**Provided records:**
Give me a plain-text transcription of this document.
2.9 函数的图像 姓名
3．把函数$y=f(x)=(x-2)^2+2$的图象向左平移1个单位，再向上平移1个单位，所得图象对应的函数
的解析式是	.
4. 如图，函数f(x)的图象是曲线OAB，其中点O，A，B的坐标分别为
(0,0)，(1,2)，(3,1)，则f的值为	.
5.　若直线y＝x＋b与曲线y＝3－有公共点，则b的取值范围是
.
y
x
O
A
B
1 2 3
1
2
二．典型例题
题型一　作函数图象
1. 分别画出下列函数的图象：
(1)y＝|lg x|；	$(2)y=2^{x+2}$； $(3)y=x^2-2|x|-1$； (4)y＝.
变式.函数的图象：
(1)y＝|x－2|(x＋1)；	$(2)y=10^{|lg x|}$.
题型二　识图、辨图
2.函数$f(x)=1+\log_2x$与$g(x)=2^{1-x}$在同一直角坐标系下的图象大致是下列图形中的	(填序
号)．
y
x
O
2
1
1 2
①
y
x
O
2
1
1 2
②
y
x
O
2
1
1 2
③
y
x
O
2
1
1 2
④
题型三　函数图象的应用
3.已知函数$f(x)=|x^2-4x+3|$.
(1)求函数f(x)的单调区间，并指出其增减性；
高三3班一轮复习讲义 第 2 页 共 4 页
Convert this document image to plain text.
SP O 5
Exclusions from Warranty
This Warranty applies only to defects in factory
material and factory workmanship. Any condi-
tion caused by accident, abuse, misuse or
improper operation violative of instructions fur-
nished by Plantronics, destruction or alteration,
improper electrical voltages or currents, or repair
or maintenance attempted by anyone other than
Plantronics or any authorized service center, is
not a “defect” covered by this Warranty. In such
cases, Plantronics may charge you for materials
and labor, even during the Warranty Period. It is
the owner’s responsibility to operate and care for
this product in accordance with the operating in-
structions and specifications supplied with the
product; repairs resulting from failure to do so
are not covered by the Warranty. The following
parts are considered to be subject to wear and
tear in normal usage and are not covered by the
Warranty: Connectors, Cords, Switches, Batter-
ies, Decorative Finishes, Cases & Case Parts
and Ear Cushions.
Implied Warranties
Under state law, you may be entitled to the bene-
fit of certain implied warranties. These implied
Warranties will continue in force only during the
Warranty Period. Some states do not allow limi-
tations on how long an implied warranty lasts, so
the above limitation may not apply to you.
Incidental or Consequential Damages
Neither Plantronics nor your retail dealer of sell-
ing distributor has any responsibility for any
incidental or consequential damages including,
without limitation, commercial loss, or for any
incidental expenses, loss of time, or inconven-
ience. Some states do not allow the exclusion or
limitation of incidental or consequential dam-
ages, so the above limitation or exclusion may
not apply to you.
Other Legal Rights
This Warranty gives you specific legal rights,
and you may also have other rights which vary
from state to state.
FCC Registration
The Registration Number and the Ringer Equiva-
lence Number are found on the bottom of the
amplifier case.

**Aim:** Reproduce all of the entries word for word.

**Answer for the task:**
Give me a plain-text transcription of this document.
2.9 函数的图像 姓名
3．把函数$y=f(x)=(x-2)^2+2$的图象向左平移1个单位，再向上平移1个单位，所得图象对应的函数
的解析式是	.
4. 如图，函数f(x)的图象是曲线OAB，其中点O，A，B的坐标分别为
(0,0)，(1,2)，(3,1)，则f的值为	.
5.　若直线y＝x＋b与曲线y＝3－有公共点，则b的取值范围是
.
y
x
O
A
B
1 2 3
1
2
二．典型例题
题型一　作函数图象
1. 分别画出下列函数的图象：
(1)y＝|lg x|；	$(2)y=2^{x+2}$； $(3)y=x^2-2|x|-1$； (4)y＝.
变式.函数的图象：
(1)y＝|x－2|(x＋1)；	$(2)y=10^{|lg x|}$.
题型二　识图、辨图
2.函数$f(x)=1+\log_2x$与$g(x)=2^{1-x}$在同一直角坐标系下的图象大致是下列图形中的	(填序
号)．
y
x
O
2
1
1 2
①
y
x
O
2
1
1 2
②
y
x
O
2
1
1 2
③
y
x
O
2
1
1 2
④
题型三　函数图象的应用
3.已知函数$f(x)=|x^2-4x+3|$.
(1)求函数f(x)的单调区间，并指出其增减性；
高三3班一轮复习讲义 第 2 页 共 4 页
Convert this document image to plain text.
SP O 5
Exclusions from Warranty
This Warranty applies only to defects in factory
material and factory workmanship. Any condi-
tion caused by accident, abuse, misuse or
improper operation violative of instructions fur-
nished by Plantronics, destruction or alteration,
improper electrical voltages or currents, or repair
or maintenance attempted by anyone other than
Plantronics or any authorized service center, is
not a “defect” covered by this Warranty. In such
cases, Plantronics may charge you for materials
and labor, even during the Warranty Period. It is
the owner’s responsibility to operate and care for
this product in accordance with the operating in-
structions and specifications supplied with the
product; repairs resulting from failure to do so
are not covered by the Warranty. The following
parts are considered to be subject to wear and
tear in normal usage and are not covered by the
Warranty: Connectors, Cords, Switches, Batter-
ies, Decorative Finishes, Cases & Case Parts
and Ear Cushions.
Implied Warranties
Under state law, you may be entitled to the bene-
fit of certain implied warranties. These implied
Warranties will continue in force only during the
Warranty Period. Some states do not allow limi-
tations on how long an implied warranty lasts, so
the above limitation may not apply to you.
Incidental or Consequential Damages
Neither Plantronics nor your retail dealer of sell-
ing distributor has any responsibility for any
incidental or consequential damages including,
without limitation, commercial loss, or for any
incidental expenses, loss of time, or inconven-
ience. Some states do not allow the exclusion or
limitation of incidental or consequential dam-
ages, so the above limitation or exclusion may
not apply to you.
Other Legal Rights
This Warranty gives you specific legal rights,
and you may also have other rights which vary
from state to state.
FCC Registration
The Registration Number and the Ringer Equiva-
lence Number are found on the bottom of the
amplifier case.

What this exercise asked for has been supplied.